- [OBJECTIVE]: Convert the lines of every record below into a Markdown table with the columns "Row" and "Line", numbering each line and omitting blank ones.

Dataset rows:
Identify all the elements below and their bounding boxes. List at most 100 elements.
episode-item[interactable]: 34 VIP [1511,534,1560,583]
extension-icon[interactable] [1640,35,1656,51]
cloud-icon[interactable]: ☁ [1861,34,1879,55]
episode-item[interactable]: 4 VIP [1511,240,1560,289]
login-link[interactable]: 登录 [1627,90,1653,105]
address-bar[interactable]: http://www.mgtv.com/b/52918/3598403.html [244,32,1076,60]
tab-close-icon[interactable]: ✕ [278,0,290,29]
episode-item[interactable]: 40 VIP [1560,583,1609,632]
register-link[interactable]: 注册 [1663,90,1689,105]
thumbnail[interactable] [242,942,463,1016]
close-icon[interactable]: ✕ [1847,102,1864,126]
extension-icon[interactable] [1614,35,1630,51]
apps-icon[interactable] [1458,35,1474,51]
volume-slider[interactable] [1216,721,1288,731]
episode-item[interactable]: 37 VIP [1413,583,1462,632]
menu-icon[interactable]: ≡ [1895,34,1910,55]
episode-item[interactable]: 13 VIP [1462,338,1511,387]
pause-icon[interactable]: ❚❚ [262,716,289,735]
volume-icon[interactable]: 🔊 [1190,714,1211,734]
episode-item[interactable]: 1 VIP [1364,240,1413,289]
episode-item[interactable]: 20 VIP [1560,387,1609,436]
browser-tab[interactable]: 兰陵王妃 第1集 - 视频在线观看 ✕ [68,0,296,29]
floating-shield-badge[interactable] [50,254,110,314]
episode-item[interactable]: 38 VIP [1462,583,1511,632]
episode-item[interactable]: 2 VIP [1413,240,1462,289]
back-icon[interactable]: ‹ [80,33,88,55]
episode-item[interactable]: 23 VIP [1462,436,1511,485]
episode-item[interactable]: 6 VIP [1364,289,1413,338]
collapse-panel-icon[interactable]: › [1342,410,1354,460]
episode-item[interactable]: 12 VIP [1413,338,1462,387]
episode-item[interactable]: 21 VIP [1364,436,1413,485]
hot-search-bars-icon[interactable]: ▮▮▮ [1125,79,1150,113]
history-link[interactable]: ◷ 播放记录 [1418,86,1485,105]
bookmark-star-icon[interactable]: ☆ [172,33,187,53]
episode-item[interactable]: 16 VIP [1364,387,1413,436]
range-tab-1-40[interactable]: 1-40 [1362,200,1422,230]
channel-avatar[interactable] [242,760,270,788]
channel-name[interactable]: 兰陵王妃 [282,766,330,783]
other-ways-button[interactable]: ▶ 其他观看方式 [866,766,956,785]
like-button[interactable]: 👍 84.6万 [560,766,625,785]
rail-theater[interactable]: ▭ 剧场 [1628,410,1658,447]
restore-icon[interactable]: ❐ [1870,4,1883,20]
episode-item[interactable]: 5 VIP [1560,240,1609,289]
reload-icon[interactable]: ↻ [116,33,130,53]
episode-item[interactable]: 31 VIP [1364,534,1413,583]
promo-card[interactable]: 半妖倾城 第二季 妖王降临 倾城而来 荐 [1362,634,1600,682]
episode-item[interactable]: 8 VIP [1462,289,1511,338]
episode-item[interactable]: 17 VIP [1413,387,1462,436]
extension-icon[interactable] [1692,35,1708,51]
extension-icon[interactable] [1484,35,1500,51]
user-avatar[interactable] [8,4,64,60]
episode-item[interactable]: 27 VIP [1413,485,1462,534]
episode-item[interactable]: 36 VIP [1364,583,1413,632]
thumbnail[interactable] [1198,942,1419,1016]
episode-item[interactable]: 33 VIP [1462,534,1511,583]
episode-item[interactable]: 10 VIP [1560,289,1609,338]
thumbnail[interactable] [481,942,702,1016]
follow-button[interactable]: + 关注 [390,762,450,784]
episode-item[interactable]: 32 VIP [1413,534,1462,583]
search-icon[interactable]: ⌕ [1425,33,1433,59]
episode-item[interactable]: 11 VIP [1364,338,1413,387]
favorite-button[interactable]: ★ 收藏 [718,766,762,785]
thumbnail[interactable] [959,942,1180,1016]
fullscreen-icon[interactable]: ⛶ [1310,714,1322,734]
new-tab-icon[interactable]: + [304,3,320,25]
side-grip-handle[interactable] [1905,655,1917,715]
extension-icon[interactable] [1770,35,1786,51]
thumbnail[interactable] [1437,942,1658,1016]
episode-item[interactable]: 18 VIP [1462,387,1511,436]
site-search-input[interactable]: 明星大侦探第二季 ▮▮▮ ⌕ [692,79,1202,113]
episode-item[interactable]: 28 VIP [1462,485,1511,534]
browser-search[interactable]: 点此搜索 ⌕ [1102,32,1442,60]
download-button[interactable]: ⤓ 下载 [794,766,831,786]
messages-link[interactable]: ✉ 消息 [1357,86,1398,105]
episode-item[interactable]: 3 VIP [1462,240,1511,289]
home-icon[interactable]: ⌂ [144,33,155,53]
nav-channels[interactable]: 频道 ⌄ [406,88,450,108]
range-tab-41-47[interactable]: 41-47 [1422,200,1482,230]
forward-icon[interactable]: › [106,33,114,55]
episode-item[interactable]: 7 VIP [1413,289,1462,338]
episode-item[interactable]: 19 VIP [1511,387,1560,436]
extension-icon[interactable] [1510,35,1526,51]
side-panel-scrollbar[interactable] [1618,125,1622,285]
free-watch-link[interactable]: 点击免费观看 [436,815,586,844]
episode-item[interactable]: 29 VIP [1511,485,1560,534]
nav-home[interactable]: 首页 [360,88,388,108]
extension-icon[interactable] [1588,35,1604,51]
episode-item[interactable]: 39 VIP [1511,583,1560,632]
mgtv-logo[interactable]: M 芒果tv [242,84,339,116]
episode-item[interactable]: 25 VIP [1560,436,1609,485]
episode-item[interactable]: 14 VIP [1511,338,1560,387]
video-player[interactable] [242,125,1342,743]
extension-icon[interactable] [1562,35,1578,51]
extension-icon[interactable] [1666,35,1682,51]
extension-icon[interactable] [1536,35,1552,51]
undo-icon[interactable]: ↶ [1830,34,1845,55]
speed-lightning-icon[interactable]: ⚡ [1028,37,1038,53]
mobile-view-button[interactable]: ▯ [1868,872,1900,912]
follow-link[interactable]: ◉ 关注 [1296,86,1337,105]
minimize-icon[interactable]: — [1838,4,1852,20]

- [RESULT OF THIS EXERCISE]:
| Row | Line |
|---|---|
| 1 | Identify all the elements below and their bounding boxes. List at most 100 elements. |
| 2 | episode-item[interactable]: 34 VIP [1511,534,1560,583] |
| 3 | extension-icon[interactable] [1640,35,1656,51] |
| 4 | cloud-icon[interactable]: ☁ [1861,34,1879,55] |
| 5 | episode-item[interactable]: 4 VIP [1511,240,1560,289] |
| 6 | login-link[interactable]: 登录 [1627,90,1653,105] |
| 7 | address-bar[interactable]: http://www.mgtv.com/b/52918/3598403.html [244,32,1076,60] |
| 8 | tab-close-icon[interactable]: ✕ [278,0,290,29] |
| 9 | episode-item[interactable]: 40 VIP [1560,583,1609,632] |
| 10 | register-link[interactable]: 注册 [1663,90,1689,105] |
| 11 | thumbnail[interactable] [242,942,463,1016] |
| 12 | close-icon[interactable]: ✕ [1847,102,1864,126] |
| 13 | extension-icon[interactable] [1614,35,1630,51] |
| 14 | apps-icon[interactable] [1458,35,1474,51] |
| 15 | volume-slider[interactable] [1216,721,1288,731] |
| 16 | episode-item[interactable]: 37 VIP [1413,583,1462,632] |
| 17 | menu-icon[interactable]: ≡ [1895,34,1910,55] |
| 18 | episode-item[interactable]: 13 VIP [1462,338,1511,387] |
| 19 | pause-icon[interactable]: ❚❚ [262,716,289,735] |
| 20 | volume-icon[interactable]: 🔊 [1190,714,1211,734] |
| 21 | episode-item[interactable]: 1 VIP [1364,240,1413,289] |
| 22 | episode-item[interactable]: 20 VIP [1560,387,1609,436] |
| 23 | browser-tab[interactable]: 兰陵王妃 第1集 - 视频在线观看 ✕ [68,0,296,29] |
| 24 | floating-shield-badge[interactable] [50,254,110,314] |
| 25 | episode-item[interactable]: 38 VIP [1462,583,1511,632] |
| 26 | episode-item[interactable]: 2 VIP [1413,240,1462,289] |
| 27 | back-icon[interactable]: ‹ [80,33,88,55] |
| 28 | episode-item[interactable]: 23 VIP [1462,436,1511,485] |
| 29 | episode-item[interactable]: 6 VIP [1364,289,1413,338] |
| 30 | collapse-panel-icon[interactable]: › [1342,410,1354,460] |
| 31 | episode-item[interactable]: 12 VIP [1413,338,1462,387] |
| 32 | episode-item[interactable]: 21 VIP [1364,436,1413,485] |
| 33 | hot-search-bars-icon[interactable]: ▮▮▮ [1125,79,1150,113] |
| 34 | history-link[interactable]: ◷ 播放记录 [1418,86,1485,105] |
| 35 | bookmark-star-icon[interactable]: ☆ [172,33,187,53] |
| 36 | episode-item[interactable]: 16 VIP [1364,387,1413,436] |
| 37 | range-tab-1-40[interactable]: 1-40 [1362,200,1422,230] |
| 38 | channel-avatar[interactable] [242,760,270,788] |
| 39 | channel-name[interactable]: 兰陵王妃 [282,766,330,783] |
| 40 | other-ways-button[interactable]: ▶ 其他观看方式 [866,766,956,785] |
| 41 | like-button[interactable]: 👍 84.6万 [560,766,625,785] |
| 42 | rail-theater[interactable]: ▭ 剧场 [1628,410,1658,447] |
| 43 | restore-icon[interactable]: ❐ [1870,4,1883,20] |
| 44 | episode-item[interactable]: 5 VIP [1560,240,1609,289] |
| 45 | reload-icon[interactable]: ↻ [116,33,130,53] |
| 46 | episode-item[interactable]: 31 VIP [1364,534,1413,583] |
| 47 | promo-card[interactable]: 半妖倾城 第二季 妖王降临 倾城而来 荐 [1362,634,1600,682] |
| 48 | episode-item[interactable]: 8 VIP [1462,289,1511,338] |
| 49 | episode-item[interactable]: 17 VIP [1413,387,1462,436] |
| 50 | extension-icon[interactable] [1692,35,1708,51] |
| 51 | extension-icon[interactable] [1484,35,1500,51] |
| 52 | user-avatar[interactable] [8,4,64,60] |
| 53 | episode-item[interactable]: 27 VIP [1413,485,1462,534] |
| 54 | episode-item[interactable]: 36 VIP [1364,583,1413,632] |
| 55 | thumbnail[interactable] [1198,942,1419,1016] |
| 56 | episode-item[interactable]: 33 VIP [1462,534,1511,583] |
| 57 | episode-item[interactable]: 10 VIP [1560,289,1609,338] |
| 58 | thumbnail[interactable] [481,942,702,1016] |
| 59 | follow-button[interactable]: + 关注 [390,762,450,784] |
| 60 | episode-item[interactable]: 32 VIP [1413,534,1462,583] |
| 61 | search-icon[interactable]: ⌕ [1425,33,1433,59] |
| 62 | episode-item[interactable]: 11 VIP [1364,338,1413,387] |
| 63 | favorite-button[interactable]: ★ 收藏 [718,766,762,785] |
| 64 | thumbnail[interactable] [959,942,1180,1016] |
| 65 | fullscreen-icon[interactable]: ⛶ [1310,714,1322,734] |
| 66 | new-tab-icon[interactable]: + [304,3,320,25] |
| 67 | side-grip-handle[interactable] [1905,655,1917,715] |
| 68 | extension-icon[interactable] [1770,35,1786,51] |
| 69 | thumbnail[interactable] [1437,942,1658,1016] |
| 70 | episode-item[interactable]: 18 VIP [1462,387,1511,436] |
| 71 | site-search-input[interactable]: 明星大侦探第二季 ▮▮▮ ⌕ [692,79,1202,113] |
| 72 | episode-item[interactable]: 28 VIP [1462,485,1511,534] |
| 73 | browser-search[interactable]: 点此搜索 ⌕ [1102,32,1442,60] |
| 74 | download-button[interactable]: ⤓ 下载 [794,766,831,786] |
| 75 | messages-link[interactable]: ✉ 消息 [1357,86,1398,105] |
| 76 | episode-item[interactable]: 3 VIP [1462,240,1511,289] |
| 77 | home-icon[interactable]: ⌂ [144,33,155,53] |
| 78 | nav-channels[interactable]: 频道 ⌄ [406,88,450,108] |
| 79 | range-tab-41-47[interactable]: 41-47 [1422,200,1482,230] |
| 80 | forward-icon[interactable]: › [106,33,114,55] |
| 81 | episode-item[interactable]: 7 VIP [1413,289,1462,338] |
| 82 | episode-item[interactable]: 19 VIP [1511,387,1560,436] |
| 83 | extension-icon[interactable] [1510,35,1526,51] |
| 84 | side-panel-scrollbar[interactable] [1618,125,1622,285] |
| 85 | free-watch-link[interactable]: 点击免费观看 [436,815,586,844] |
| 86 | episode-item[interactable]: 29 VIP [1511,485,1560,534] |
| 87 | nav-home[interactable]: 首页 [360,88,388,108] |
| 88 | extension-icon[interactable] [1588,35,1604,51] |
| 89 | episode-item[interactable]: 39 VIP [1511,583,1560,632] |
| 90 | mgtv-logo[interactable]: M 芒果tv [242,84,339,116] |
| 91 | episode-item[interactable]: 25 VIP [1560,436,1609,485] |
| 92 | episode-item[interactable]: 14 VIP [1511,338,1560,387] |
| 93 | video-player[interactable] [242,125,1342,743] |
| 94 | extension-icon[interactable] [1562,35,1578,51] |
| 95 | extension-icon[interactable] [1666,35,1682,51] |
| 96 | extension-icon[interactable] [1536,35,1552,51] |
| 97 | undo-icon[interactable]: ↶ [1830,34,1845,55] |
| 98 | speed-lightning-icon[interactable]: ⚡ [1028,37,1038,53] |
| 99 | mobile-view-button[interactable]: ▯ [1868,872,1900,912] |
| 100 | follow-link[interactable]: ◉ 关注 [1296,86,1337,105] |
| 101 | minimize-icon[interactable]: — [1838,4,1852,20] |